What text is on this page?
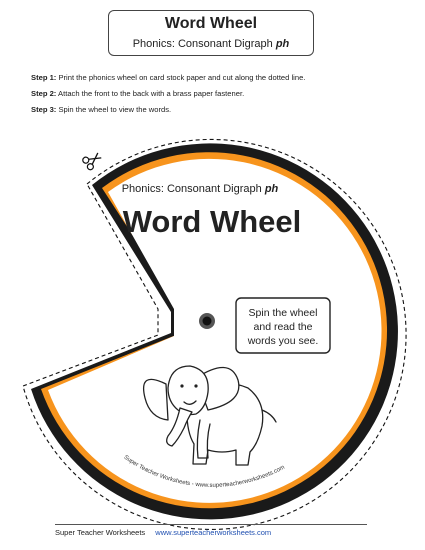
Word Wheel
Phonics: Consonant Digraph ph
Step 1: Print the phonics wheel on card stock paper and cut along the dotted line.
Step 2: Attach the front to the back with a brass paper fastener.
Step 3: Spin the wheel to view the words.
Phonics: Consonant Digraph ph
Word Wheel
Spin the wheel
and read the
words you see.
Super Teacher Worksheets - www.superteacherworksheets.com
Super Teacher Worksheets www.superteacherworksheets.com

* * *

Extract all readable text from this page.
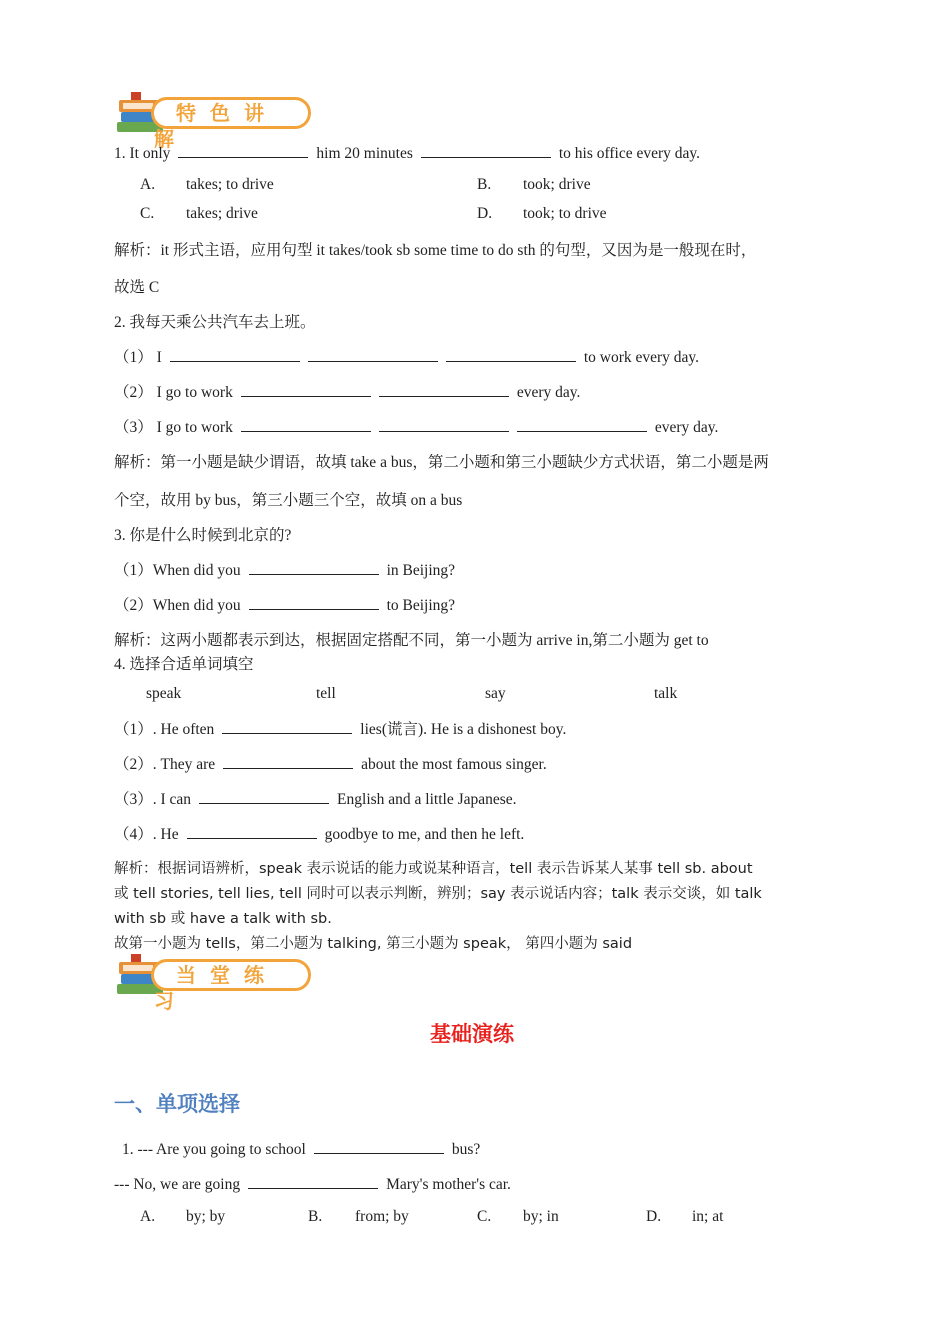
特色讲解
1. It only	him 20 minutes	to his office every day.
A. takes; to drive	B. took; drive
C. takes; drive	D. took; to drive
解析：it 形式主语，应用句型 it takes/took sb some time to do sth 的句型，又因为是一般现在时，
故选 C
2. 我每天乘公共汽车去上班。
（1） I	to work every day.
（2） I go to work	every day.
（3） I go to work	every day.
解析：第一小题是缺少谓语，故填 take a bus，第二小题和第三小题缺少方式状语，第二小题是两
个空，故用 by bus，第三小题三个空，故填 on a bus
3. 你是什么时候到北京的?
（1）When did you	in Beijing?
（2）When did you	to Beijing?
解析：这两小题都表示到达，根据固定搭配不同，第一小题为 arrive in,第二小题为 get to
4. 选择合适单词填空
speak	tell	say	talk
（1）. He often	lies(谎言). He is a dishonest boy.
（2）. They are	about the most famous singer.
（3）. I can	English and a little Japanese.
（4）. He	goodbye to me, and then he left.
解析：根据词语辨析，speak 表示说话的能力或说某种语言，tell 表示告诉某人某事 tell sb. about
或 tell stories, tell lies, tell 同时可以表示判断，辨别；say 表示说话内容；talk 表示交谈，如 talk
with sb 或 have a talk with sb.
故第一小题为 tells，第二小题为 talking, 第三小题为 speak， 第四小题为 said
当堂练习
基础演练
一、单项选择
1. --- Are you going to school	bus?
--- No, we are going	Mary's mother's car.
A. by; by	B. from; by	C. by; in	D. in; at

--

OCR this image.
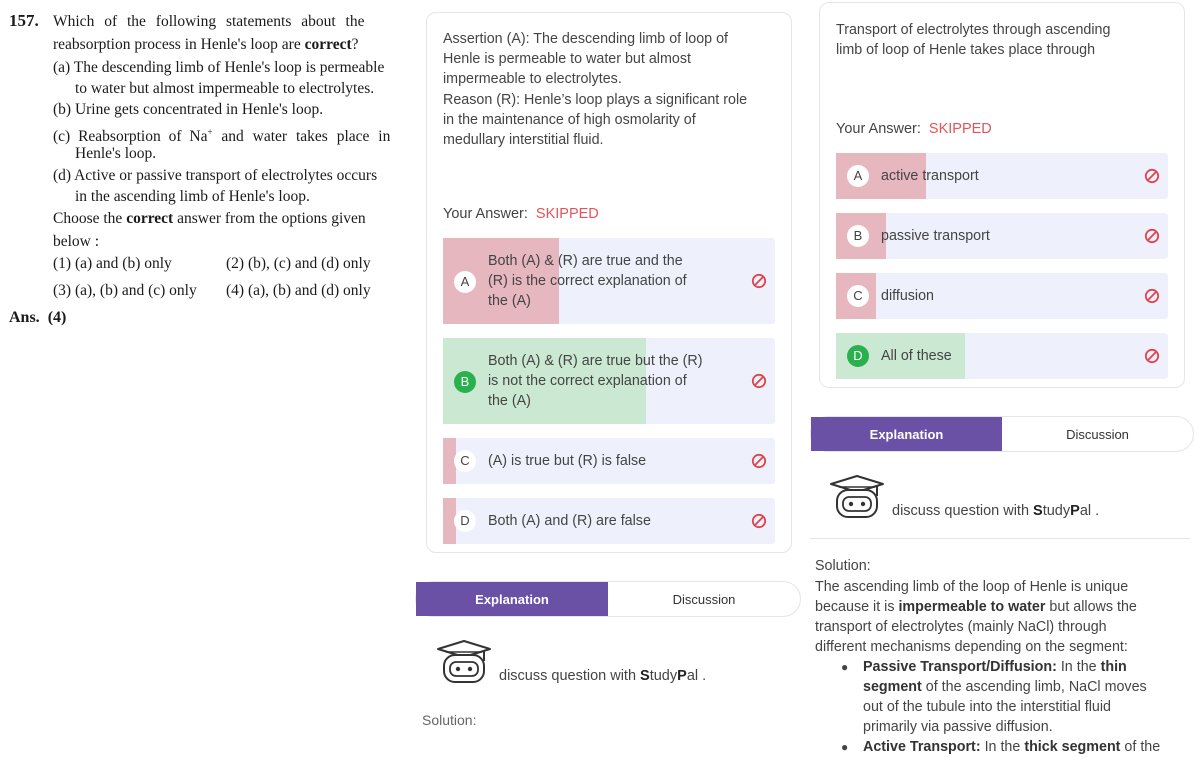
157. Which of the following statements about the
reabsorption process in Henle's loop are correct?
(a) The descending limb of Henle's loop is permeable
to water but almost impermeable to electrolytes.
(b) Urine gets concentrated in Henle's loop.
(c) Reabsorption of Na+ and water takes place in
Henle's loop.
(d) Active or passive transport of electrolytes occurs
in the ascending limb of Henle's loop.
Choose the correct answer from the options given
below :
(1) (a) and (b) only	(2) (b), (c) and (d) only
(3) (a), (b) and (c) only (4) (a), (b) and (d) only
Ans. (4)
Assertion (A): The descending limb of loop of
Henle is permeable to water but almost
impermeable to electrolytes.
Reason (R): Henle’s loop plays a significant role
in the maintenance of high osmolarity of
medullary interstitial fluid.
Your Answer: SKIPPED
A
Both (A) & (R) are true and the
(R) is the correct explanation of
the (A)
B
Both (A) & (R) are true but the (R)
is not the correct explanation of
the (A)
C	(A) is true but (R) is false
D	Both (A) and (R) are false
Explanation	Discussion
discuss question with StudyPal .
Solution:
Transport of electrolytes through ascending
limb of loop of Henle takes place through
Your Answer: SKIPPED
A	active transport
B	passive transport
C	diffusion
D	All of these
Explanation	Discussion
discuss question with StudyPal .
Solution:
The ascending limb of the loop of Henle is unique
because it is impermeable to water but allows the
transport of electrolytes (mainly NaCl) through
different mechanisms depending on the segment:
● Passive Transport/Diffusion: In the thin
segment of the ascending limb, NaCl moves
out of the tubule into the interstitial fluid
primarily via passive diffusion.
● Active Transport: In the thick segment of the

→ Exercise description
Report how many lines in the listing above include the word "impermeable". Give nothing but the number.

→ Exercise result
3